Task to complete: Print out each entry below exactly, please.

Rows:

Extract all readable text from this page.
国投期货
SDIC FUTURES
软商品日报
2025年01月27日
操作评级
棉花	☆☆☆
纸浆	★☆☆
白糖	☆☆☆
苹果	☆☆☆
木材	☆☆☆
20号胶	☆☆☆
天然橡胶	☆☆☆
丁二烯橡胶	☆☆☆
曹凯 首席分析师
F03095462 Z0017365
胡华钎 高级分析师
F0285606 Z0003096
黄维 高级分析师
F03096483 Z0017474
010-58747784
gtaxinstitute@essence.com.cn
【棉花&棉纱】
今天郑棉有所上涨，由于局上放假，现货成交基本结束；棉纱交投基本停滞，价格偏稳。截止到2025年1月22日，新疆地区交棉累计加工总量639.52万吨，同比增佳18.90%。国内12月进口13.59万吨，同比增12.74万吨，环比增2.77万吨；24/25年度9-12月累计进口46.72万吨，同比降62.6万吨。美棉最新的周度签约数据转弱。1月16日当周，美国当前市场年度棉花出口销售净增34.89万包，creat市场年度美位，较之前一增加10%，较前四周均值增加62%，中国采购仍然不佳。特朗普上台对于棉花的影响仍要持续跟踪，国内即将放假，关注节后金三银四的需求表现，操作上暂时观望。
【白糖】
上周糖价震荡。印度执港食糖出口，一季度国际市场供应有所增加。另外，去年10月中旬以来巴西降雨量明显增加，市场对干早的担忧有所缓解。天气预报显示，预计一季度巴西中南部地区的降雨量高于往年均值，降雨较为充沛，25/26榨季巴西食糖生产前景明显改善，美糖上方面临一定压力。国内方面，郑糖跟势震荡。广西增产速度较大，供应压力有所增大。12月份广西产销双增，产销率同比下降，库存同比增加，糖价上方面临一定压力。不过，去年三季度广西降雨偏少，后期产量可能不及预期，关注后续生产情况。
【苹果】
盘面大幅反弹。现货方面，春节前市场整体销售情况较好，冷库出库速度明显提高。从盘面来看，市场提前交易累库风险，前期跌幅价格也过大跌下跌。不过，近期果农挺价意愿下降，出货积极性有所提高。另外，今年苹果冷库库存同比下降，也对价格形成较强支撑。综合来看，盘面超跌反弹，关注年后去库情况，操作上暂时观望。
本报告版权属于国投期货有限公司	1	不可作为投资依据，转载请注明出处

Final result:
Extract all readable text from this page.
国投期货
SDIC FUTURES
软商品日报
2025年01月27日
操作评级
棉花	☆☆☆
纸浆	★☆☆
白糖	☆☆☆
苹果	☆☆☆
木材	☆☆☆
20号胶	☆☆☆
天然橡胶	☆☆☆
丁二烯橡胶	☆☆☆
曹凯 首席分析师
F03095462 Z0017365
胡华钎 高级分析师
F0285606 Z0003096
黄维 高级分析师
F03096483 Z0017474
010-58747784
gtaxinstitute@essence.com.cn
【棉花&棉纱】
今天郑棉有所上涨，由于局上放假，现货成交基本结束；棉纱交投基本停滞，价格偏稳。截止到2025年1月22日，新疆地区交棉累计加工总量639.52万吨，同比增佳18.90%。国内12月进口13.59万吨，同比增12.74万吨，环比增2.77万吨；24/25年度9-12月累计进口46.72万吨，同比降62.6万吨。美棉最新的周度签约数据转弱。1月16日当周，美国当前市场年度棉花出口销售净增34.89万包，creat市场年度美位，较之前一增加10%，较前四周均值增加62%，中国采购仍然不佳。特朗普上台对于棉花的影响仍要持续跟踪，国内即将放假，关注节后金三银四的需求表现，操作上暂时观望。
【白糖】
上周糖价震荡。印度执港食糖出口，一季度国际市场供应有所增加。另外，去年10月中旬以来巴西降雨量明显增加，市场对干早的担忧有所缓解。天气预报显示，预计一季度巴西中南部地区的降雨量高于往年均值，降雨较为充沛，25/26榨季巴西食糖生产前景明显改善，美糖上方面临一定压力。国内方面，郑糖跟势震荡。广西增产速度较大，供应压力有所增大。12月份广西产销双增，产销率同比下降，库存同比增加，糖价上方面临一定压力。不过，去年三季度广西降雨偏少，后期产量可能不及预期，关注后续生产情况。
【苹果】
盘面大幅反弹。现货方面，春节前市场整体销售情况较好，冷库出库速度明显提高。从盘面来看，市场提前交易累库风险，前期跌幅价格也过大跌下跌。不过，近期果农挺价意愿下降，出货积极性有所提高。另外，今年苹果冷库库存同比下降，也对价格形成较强支撑。综合来看，盘面超跌反弹，关注年后去库情况，操作上暂时观望。
本报告版权属于国投期货有限公司	1	不可作为投资依据，转载请注明出处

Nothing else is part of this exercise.